Available data:
- - -
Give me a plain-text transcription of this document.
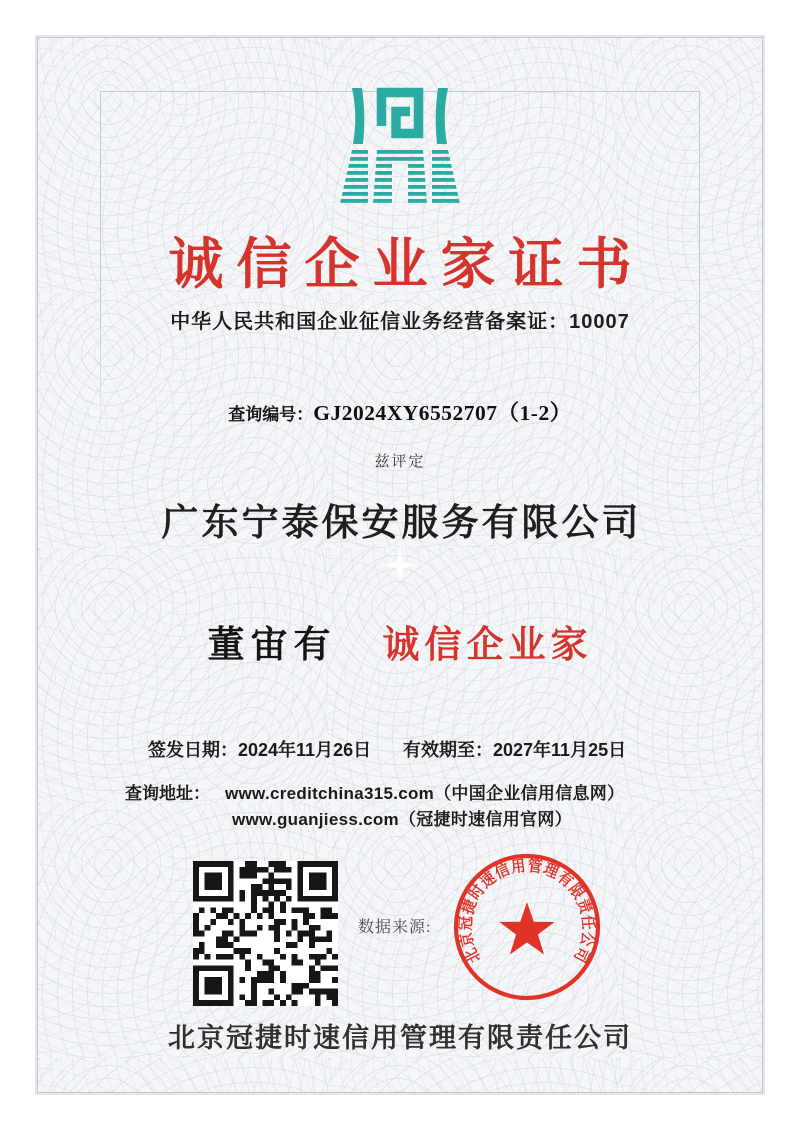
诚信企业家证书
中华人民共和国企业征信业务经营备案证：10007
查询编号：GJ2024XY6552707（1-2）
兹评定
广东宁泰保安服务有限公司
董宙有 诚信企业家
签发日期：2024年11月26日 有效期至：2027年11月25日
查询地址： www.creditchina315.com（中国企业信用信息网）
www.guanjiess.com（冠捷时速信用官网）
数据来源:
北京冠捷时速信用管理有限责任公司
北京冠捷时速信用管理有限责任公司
- - -
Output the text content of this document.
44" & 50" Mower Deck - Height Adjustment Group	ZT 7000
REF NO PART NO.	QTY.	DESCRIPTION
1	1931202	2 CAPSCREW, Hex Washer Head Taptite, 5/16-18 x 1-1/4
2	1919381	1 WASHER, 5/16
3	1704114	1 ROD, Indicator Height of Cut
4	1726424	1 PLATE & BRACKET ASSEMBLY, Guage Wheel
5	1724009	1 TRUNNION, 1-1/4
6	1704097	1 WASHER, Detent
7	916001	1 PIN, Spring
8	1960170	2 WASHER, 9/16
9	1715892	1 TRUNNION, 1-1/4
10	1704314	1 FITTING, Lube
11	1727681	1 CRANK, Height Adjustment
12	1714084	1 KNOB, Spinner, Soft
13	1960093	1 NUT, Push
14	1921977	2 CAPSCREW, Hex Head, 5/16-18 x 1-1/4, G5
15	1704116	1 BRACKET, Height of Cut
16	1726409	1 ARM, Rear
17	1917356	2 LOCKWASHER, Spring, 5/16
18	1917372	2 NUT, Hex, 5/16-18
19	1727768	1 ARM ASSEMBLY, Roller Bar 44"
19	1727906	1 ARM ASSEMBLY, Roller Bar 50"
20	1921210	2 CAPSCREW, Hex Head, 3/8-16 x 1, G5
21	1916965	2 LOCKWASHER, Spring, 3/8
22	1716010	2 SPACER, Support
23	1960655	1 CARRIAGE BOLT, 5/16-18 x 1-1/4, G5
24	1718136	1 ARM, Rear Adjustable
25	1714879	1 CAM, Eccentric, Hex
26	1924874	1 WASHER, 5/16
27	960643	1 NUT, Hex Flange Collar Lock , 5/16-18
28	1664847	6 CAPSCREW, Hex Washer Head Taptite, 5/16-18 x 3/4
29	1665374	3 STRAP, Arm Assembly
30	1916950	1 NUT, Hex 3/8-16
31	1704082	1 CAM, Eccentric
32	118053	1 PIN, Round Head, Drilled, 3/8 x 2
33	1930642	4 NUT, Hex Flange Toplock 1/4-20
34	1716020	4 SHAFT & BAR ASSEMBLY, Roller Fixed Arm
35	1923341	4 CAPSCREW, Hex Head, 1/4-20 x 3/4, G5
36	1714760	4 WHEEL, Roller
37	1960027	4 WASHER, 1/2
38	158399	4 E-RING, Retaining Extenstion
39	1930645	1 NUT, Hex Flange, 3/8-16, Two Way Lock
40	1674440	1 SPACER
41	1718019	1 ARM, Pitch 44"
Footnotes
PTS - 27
- - -
Task statement: Collect, from the material above, every line containing the word "document".

Task solution:
Give me a plain-text transcription of this document.
Output the text content of this document.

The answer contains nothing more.